- [Stated task] Search the material for the word "name" and copy each line that holds it.

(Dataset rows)
= = = =
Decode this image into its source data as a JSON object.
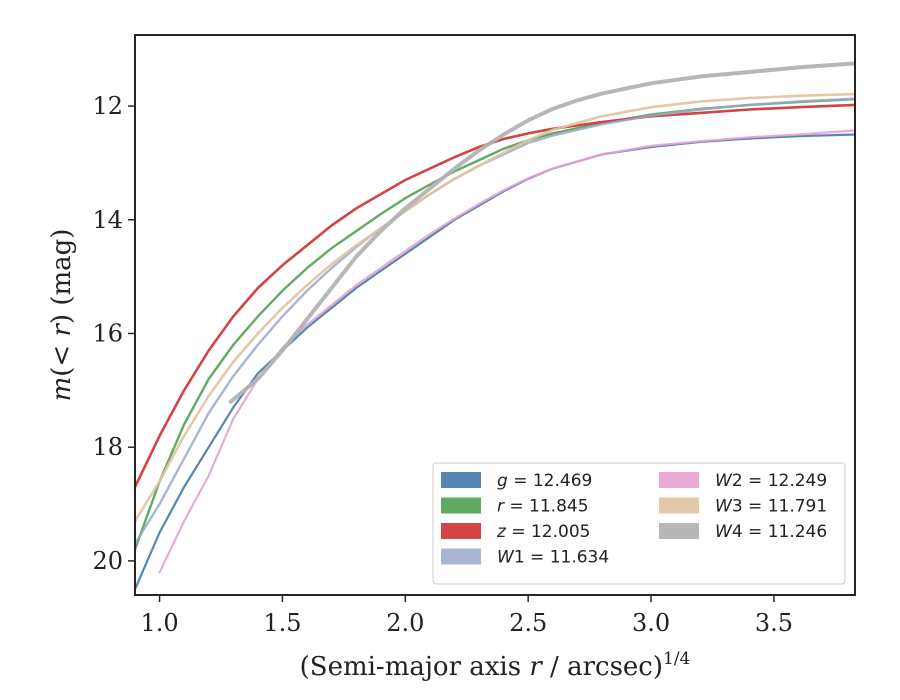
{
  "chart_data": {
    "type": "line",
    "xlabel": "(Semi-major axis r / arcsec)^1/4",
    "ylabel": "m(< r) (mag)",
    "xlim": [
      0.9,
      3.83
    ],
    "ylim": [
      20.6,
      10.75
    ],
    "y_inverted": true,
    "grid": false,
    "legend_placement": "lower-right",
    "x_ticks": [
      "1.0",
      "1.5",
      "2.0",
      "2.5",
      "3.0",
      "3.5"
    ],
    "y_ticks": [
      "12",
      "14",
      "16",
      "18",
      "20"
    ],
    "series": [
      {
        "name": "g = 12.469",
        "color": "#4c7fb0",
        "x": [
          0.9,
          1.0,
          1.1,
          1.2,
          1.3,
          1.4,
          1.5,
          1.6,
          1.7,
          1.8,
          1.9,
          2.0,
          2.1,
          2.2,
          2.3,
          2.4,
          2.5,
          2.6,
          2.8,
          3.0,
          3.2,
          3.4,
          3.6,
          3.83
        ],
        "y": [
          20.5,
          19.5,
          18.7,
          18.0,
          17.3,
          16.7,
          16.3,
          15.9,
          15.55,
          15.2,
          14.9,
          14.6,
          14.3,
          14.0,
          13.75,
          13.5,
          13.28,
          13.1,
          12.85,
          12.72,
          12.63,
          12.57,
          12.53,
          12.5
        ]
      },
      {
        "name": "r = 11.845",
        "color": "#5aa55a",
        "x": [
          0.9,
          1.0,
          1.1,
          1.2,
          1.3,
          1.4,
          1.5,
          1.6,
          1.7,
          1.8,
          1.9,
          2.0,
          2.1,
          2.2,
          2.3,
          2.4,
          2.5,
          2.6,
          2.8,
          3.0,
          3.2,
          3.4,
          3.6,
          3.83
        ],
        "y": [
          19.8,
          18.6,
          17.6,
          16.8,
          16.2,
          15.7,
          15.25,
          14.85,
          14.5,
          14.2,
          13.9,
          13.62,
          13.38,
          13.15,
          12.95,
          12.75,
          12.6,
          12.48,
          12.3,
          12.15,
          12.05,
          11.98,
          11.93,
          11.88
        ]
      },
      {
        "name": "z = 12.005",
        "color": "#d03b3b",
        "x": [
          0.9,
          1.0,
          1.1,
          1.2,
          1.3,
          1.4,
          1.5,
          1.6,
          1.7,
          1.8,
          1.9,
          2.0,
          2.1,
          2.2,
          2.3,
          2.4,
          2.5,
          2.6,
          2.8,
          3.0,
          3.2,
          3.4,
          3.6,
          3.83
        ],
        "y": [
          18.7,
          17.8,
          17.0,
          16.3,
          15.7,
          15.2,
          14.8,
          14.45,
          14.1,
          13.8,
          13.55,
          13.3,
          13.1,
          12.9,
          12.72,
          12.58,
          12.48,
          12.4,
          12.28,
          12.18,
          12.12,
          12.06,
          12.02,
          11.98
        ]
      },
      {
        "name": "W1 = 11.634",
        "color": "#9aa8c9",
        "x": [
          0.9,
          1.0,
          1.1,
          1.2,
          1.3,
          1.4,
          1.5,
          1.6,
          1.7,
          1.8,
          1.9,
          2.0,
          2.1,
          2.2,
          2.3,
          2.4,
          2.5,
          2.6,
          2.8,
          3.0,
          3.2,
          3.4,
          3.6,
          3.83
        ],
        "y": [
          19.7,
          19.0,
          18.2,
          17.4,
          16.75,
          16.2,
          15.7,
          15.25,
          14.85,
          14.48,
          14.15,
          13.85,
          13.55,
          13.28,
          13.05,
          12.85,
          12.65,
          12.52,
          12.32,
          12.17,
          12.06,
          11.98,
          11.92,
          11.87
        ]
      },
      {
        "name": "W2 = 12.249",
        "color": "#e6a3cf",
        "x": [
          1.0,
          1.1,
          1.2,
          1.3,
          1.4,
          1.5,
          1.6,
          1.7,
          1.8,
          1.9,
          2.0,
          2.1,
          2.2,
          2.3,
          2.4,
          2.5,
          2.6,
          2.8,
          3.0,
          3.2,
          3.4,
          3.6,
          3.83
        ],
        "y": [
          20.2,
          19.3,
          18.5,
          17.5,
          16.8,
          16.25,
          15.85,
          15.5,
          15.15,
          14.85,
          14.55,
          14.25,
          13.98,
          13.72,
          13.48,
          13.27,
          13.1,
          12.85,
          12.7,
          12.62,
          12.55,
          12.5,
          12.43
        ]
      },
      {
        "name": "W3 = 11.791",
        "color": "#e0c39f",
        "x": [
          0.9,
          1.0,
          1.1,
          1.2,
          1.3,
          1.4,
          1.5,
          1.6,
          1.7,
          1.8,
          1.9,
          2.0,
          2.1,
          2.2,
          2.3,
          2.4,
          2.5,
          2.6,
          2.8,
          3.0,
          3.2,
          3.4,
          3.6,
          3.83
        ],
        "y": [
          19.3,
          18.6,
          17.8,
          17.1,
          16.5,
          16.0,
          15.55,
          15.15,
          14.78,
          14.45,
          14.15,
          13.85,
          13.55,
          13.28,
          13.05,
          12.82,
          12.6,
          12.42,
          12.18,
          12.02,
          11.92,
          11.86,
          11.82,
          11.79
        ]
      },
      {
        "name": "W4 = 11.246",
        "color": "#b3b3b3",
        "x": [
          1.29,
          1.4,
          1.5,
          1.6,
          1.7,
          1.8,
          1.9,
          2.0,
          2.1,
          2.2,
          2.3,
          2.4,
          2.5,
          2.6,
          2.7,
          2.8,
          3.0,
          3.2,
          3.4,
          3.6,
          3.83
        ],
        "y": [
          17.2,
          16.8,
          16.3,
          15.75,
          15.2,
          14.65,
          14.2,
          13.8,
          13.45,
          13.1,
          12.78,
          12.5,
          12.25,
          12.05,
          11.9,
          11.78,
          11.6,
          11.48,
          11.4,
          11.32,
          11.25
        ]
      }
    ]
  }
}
= = = =
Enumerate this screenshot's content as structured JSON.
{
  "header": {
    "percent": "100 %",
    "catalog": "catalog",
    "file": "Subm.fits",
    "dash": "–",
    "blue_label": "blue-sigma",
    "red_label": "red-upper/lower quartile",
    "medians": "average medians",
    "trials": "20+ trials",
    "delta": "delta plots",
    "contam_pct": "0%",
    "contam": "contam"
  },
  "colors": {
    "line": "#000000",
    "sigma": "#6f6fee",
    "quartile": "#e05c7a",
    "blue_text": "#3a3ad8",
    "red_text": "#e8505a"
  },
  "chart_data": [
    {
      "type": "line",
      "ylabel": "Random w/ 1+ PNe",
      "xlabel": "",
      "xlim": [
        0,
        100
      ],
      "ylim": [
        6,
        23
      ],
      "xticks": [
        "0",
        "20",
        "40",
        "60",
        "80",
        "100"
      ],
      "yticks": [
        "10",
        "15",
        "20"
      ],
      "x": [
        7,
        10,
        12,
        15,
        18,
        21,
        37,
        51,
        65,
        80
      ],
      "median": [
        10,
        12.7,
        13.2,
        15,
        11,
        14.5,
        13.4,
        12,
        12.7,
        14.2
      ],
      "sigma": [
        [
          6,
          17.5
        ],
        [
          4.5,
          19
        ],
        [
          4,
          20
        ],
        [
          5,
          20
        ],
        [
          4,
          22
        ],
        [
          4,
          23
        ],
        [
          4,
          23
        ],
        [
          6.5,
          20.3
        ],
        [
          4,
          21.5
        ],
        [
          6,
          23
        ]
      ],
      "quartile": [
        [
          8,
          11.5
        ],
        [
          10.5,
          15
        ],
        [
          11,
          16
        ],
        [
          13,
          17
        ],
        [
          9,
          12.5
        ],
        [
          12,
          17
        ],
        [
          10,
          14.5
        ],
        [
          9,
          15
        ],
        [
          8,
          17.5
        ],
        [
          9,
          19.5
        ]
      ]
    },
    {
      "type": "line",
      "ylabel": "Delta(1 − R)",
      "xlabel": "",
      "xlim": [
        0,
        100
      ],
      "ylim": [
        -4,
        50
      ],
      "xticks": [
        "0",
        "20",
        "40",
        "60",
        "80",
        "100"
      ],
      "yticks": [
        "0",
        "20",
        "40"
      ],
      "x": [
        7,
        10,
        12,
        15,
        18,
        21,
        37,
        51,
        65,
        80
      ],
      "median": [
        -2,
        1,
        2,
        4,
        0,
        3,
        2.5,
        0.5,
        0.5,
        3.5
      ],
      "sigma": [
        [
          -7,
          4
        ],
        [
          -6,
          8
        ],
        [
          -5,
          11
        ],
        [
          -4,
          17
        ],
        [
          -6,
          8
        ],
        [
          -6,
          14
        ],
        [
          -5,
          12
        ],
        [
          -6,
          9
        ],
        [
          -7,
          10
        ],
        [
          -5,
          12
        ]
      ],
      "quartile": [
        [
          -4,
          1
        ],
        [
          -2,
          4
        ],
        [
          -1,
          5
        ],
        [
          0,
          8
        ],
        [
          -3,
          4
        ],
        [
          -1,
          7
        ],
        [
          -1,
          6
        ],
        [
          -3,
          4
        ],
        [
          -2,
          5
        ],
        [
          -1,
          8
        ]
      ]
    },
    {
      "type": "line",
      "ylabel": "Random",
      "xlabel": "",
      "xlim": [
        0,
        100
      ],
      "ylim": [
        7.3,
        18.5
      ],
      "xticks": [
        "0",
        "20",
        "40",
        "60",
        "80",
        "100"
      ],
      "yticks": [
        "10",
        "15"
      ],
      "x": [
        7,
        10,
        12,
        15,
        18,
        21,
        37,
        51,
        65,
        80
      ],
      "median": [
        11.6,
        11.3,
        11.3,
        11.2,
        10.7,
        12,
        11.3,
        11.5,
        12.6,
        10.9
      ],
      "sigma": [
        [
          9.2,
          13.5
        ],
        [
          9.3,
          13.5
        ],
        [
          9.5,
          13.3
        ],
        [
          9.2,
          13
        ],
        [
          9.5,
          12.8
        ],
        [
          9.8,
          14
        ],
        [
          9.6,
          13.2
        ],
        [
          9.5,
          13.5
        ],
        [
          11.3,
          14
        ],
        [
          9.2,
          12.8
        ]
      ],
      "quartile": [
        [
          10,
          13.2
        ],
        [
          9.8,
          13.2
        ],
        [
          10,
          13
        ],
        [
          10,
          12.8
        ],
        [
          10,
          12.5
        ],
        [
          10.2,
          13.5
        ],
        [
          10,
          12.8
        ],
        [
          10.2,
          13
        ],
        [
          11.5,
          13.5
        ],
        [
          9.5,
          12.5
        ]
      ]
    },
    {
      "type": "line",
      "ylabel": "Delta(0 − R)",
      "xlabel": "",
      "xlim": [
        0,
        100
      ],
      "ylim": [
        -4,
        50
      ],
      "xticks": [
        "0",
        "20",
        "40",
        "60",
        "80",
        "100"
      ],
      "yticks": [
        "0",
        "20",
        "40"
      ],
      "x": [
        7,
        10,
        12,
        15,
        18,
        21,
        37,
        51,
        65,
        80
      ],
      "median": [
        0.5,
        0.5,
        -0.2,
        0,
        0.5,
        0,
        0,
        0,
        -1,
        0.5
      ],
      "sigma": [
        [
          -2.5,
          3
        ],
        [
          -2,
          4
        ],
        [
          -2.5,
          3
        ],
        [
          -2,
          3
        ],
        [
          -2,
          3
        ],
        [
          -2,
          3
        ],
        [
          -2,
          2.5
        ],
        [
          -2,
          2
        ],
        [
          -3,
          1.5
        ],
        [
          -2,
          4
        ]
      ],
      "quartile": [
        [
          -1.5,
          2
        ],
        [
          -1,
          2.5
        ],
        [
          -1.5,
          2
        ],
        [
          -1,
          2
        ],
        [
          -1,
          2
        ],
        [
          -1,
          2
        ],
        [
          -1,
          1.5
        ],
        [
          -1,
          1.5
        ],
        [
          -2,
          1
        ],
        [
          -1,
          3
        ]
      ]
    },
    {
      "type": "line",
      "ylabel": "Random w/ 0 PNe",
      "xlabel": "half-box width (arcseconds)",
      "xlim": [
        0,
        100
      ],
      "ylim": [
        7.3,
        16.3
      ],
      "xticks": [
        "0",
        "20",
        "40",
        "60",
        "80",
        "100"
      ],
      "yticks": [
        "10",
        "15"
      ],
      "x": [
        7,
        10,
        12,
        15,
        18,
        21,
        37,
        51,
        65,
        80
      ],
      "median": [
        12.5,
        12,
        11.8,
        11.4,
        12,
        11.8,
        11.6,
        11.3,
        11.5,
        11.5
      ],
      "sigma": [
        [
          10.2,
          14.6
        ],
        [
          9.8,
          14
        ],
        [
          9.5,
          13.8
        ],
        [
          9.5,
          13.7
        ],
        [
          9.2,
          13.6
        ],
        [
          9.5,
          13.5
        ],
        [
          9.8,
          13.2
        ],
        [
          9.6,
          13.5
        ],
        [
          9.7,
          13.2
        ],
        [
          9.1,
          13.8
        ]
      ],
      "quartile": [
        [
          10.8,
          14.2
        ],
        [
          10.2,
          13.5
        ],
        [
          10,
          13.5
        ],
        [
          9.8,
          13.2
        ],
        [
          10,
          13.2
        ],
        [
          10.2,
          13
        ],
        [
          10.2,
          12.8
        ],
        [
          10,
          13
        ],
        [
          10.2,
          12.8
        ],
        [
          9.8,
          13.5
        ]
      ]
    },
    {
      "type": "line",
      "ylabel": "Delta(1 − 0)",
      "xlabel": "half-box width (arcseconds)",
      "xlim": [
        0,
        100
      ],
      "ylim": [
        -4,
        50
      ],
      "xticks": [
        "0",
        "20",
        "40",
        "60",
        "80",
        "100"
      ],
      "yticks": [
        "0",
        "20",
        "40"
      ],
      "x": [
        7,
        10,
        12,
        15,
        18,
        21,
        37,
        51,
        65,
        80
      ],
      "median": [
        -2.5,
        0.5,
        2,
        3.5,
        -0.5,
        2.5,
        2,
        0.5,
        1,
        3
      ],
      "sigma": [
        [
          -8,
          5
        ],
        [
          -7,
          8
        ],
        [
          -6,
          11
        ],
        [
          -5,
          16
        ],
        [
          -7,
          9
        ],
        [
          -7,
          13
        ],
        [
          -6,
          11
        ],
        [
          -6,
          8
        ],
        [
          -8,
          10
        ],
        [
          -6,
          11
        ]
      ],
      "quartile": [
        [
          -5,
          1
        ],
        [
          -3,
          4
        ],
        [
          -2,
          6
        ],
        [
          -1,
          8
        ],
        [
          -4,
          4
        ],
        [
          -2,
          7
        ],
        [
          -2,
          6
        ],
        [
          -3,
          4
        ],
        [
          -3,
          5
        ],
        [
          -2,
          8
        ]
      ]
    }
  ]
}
= = = =
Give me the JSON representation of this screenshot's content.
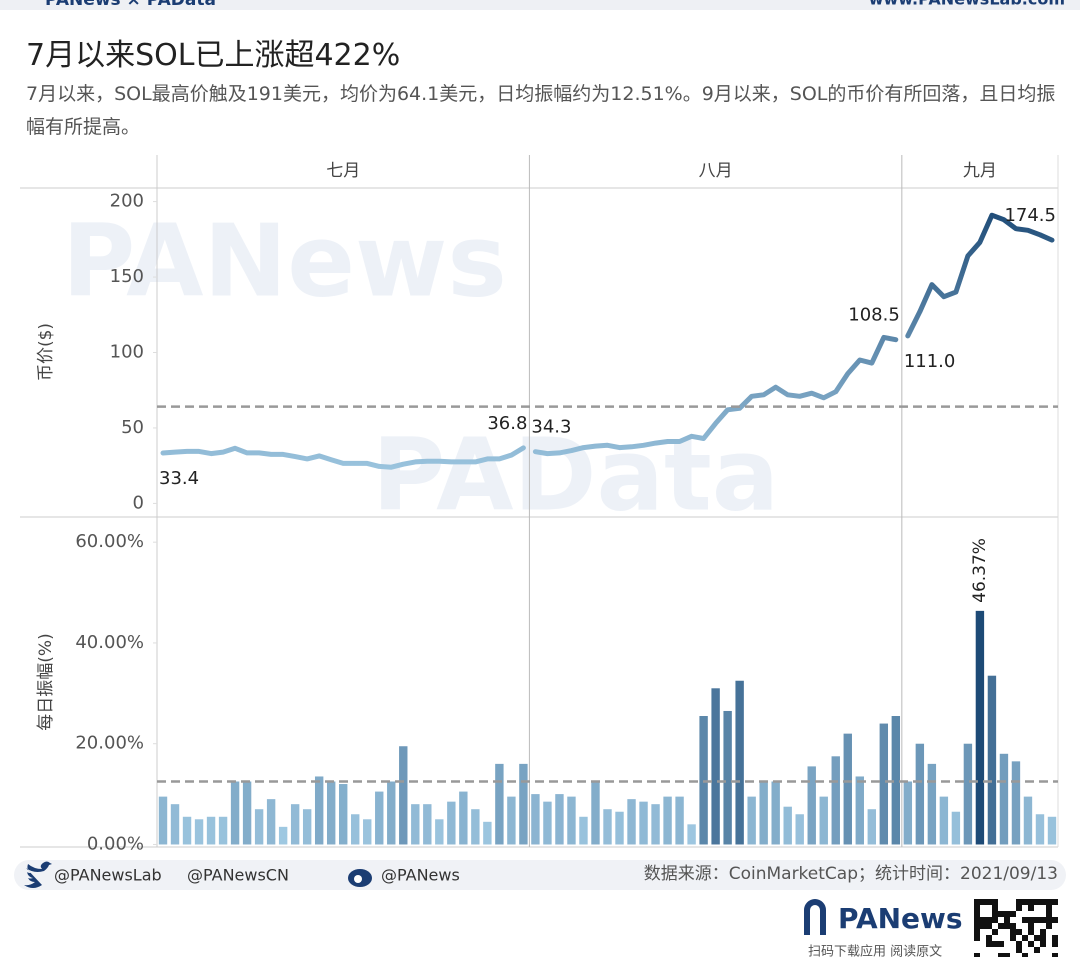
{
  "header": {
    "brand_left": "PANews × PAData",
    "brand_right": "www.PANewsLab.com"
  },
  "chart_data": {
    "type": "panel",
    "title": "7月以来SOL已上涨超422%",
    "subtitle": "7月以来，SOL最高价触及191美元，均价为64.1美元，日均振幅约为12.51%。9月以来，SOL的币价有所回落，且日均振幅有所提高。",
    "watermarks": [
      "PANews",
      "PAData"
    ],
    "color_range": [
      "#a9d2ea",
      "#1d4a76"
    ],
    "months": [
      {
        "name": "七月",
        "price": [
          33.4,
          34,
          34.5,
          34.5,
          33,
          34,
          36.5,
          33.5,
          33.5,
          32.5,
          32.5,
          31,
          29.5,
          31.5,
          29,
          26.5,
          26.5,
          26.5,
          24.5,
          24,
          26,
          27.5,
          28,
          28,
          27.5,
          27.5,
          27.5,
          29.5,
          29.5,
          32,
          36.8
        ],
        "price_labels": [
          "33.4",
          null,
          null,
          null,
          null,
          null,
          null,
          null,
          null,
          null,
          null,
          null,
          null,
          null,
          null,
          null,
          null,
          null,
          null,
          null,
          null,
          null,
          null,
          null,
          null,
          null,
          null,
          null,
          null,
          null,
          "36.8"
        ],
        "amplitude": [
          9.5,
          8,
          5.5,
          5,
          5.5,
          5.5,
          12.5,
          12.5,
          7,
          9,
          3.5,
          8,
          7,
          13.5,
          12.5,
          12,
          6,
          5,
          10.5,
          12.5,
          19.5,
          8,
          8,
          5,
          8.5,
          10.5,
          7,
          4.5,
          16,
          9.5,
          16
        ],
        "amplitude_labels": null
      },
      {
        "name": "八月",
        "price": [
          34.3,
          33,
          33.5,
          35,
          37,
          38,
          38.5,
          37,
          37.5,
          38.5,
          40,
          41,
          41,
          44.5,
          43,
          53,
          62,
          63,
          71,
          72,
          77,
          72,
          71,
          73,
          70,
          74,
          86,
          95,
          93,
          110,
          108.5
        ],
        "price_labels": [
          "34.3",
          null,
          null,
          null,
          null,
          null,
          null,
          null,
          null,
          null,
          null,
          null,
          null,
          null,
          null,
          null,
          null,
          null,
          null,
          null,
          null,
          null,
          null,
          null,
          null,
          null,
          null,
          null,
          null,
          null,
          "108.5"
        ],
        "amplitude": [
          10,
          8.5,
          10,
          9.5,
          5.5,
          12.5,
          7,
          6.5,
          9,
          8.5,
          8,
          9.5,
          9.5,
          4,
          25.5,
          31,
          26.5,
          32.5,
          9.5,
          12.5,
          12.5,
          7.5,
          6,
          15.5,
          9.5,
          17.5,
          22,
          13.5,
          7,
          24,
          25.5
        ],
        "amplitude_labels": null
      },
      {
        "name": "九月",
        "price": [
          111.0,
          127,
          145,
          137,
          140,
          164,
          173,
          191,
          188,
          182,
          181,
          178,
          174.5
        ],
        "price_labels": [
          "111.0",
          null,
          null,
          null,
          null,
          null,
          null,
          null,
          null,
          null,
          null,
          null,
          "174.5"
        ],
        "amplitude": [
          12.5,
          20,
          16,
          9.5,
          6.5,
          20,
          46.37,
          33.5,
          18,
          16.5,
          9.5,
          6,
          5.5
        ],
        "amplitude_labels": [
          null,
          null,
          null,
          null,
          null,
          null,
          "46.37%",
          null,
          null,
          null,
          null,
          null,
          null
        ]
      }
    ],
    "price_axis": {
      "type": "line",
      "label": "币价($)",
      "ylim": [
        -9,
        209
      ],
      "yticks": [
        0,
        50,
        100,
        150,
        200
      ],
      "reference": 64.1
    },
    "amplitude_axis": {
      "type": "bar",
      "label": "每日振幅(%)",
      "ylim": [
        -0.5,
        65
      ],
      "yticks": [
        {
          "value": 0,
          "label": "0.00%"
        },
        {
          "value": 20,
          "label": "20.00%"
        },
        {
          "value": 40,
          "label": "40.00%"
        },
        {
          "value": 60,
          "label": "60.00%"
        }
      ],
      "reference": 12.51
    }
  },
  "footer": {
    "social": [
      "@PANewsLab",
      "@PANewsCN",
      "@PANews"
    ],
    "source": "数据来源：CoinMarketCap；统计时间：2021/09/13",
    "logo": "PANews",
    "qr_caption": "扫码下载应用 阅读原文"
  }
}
= = = =
- [Answer to the task]
        "name": "g = 12.469",
        "name": "r = 11.845",
        "name": "z = 12.005",
        "name": "W1 = 11.634",
        "name": "W2 = 12.249",
        "name": "W3 = 11.791",
        "name": "W4 = 11.246",
        "name": "七月",
        "name": "八月",
        "name": "九月",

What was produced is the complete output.